Goal: Select every line holding the word "Test" and copy it.

(Data entries)

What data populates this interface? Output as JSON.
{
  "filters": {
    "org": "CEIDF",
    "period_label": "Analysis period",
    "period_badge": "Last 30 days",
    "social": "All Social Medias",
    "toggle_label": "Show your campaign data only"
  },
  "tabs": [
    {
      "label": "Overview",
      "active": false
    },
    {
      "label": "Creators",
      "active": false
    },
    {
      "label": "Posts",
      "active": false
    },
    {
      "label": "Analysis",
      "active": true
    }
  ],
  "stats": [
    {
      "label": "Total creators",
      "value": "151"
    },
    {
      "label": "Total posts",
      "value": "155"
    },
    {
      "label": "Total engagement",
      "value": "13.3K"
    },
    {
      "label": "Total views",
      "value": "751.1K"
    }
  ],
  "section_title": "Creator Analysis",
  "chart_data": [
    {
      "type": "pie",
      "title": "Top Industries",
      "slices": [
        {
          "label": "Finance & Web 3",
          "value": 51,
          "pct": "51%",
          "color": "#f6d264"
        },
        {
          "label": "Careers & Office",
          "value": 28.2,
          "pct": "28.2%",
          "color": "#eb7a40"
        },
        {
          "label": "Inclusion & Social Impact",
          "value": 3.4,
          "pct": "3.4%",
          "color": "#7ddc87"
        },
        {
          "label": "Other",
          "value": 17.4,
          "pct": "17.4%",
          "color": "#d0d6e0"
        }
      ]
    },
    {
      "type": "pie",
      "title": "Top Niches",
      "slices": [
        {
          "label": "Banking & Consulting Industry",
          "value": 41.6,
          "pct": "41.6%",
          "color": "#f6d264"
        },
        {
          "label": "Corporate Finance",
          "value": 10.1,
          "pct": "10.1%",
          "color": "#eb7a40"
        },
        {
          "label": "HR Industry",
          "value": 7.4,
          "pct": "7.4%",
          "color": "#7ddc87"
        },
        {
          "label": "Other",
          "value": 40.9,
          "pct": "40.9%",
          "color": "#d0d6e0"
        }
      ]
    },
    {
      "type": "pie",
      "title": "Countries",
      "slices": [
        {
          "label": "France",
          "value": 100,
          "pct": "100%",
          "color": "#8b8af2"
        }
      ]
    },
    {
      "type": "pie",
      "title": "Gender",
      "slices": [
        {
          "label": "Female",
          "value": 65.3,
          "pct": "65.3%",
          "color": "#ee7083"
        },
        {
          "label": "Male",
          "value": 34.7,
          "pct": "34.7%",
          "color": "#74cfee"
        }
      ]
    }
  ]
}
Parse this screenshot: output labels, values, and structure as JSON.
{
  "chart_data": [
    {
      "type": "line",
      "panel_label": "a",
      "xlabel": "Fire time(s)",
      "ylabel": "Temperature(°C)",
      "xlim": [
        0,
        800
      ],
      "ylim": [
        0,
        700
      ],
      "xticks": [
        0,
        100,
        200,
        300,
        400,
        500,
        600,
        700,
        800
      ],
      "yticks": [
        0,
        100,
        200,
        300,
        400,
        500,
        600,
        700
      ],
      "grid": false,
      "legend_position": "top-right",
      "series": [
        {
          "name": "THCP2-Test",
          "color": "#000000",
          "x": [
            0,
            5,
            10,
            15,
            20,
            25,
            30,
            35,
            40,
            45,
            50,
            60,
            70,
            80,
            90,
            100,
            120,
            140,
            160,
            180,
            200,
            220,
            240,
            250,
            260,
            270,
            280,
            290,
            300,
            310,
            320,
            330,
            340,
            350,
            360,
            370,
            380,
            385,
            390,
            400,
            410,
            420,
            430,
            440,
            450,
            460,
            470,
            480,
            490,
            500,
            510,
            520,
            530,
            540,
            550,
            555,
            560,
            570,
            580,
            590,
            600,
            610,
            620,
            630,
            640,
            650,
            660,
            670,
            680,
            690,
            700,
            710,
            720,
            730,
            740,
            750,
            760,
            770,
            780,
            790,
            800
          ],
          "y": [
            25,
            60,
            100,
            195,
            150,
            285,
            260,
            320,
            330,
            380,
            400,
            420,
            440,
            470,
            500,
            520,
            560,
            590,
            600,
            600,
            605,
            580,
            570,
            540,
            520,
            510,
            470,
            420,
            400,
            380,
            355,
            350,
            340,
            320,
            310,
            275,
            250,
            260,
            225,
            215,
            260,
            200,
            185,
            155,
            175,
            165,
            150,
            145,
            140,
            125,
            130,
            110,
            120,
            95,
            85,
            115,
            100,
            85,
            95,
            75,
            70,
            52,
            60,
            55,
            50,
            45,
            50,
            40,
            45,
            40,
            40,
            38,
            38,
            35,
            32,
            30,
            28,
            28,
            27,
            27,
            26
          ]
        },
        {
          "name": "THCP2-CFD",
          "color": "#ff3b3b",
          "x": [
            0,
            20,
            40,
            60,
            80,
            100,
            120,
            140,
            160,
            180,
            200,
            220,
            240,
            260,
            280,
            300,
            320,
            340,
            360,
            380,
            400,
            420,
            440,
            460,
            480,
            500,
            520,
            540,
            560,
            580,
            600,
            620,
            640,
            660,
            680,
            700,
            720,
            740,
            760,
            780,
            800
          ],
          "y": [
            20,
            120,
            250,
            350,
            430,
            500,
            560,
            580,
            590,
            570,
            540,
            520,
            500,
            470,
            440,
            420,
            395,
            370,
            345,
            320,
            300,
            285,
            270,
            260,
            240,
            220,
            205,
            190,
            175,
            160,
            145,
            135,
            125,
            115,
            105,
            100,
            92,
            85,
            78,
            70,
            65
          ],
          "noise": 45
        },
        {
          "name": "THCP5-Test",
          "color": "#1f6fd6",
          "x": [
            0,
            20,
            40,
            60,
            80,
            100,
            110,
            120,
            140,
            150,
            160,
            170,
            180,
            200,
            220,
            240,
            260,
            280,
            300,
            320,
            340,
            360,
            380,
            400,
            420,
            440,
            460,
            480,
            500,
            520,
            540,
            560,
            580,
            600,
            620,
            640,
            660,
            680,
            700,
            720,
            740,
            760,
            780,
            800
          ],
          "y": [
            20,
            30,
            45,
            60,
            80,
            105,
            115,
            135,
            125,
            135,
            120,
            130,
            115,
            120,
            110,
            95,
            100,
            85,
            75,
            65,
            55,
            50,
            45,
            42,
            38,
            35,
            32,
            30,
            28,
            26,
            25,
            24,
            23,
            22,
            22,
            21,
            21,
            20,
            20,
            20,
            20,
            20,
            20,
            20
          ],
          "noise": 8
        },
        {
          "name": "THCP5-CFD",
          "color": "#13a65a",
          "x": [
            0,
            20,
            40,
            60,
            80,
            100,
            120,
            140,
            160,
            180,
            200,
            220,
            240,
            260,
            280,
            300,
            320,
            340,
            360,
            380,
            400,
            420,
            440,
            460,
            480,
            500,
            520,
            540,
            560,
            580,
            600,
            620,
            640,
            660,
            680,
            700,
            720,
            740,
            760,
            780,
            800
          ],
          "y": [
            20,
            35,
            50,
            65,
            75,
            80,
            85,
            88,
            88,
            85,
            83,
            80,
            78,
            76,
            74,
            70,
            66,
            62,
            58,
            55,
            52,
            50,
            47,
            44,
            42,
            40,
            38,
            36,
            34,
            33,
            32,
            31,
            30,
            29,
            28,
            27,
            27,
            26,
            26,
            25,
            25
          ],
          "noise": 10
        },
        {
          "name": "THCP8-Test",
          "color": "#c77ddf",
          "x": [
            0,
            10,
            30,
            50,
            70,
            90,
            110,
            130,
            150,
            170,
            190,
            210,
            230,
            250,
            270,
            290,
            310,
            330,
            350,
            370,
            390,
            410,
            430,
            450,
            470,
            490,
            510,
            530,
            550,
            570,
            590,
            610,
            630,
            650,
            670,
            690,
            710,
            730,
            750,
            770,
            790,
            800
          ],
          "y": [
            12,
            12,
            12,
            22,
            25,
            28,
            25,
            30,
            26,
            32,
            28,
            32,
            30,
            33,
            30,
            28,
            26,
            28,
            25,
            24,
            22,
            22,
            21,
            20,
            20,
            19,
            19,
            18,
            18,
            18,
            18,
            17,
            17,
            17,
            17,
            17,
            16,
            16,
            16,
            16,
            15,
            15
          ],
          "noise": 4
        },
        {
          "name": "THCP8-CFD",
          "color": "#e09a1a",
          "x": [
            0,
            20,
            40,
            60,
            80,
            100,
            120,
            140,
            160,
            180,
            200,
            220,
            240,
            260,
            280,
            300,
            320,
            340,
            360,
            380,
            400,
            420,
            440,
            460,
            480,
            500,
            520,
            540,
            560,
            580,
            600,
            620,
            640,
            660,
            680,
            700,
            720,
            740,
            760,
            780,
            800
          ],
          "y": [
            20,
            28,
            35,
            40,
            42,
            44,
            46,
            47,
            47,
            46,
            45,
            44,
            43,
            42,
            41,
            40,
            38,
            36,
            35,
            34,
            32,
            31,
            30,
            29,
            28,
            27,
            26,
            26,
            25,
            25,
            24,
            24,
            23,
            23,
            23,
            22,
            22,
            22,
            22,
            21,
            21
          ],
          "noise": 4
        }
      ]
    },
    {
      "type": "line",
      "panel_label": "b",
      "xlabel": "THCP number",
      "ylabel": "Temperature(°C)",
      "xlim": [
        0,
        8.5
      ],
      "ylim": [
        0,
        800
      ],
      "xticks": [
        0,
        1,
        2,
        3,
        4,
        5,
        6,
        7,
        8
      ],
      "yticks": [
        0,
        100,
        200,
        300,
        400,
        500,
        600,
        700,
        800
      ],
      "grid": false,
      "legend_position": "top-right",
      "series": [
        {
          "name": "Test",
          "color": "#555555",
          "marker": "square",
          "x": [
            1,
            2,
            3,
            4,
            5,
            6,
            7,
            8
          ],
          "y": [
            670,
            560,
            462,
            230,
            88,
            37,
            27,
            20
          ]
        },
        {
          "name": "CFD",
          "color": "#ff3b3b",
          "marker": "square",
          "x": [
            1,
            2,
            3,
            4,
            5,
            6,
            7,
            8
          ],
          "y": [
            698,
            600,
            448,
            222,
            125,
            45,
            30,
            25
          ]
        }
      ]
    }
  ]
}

Solution to this exercise:
          "name": "THCP2-Test",
          "name": "THCP5-Test",
          "name": "THCP8-Test",
          "name": "Test",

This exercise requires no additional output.